__Stated exercise__.
Of the lines in the entries, how many hold the word "aumento"? Give that number alone.

__Data records__.
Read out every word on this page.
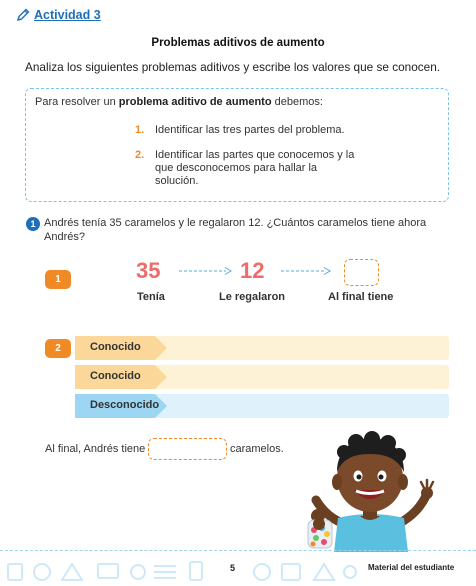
Actividad 3
Problemas aditivos de aumento
Analiza los siguientes problemas aditivos y escribe los valores que se conocen.
Para resolver un problema aditivo de aumento debemos:
1. Identificar las tres partes del problema.
2. Identificar las partes que conocemos y la que desconocemos para hallar la solución.
1 Andrés tenía 35 caramelos y le regalaron 12. ¿Cuántos caramelos tiene ahora Andrés?
1	35	12
Tenía	Le regalaron	Al final tiene
2	Conocido
Conocido
Desconocido
Al final, Andrés tiene	caramelos.
5	Material del estudiante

__Finished exercise__.
2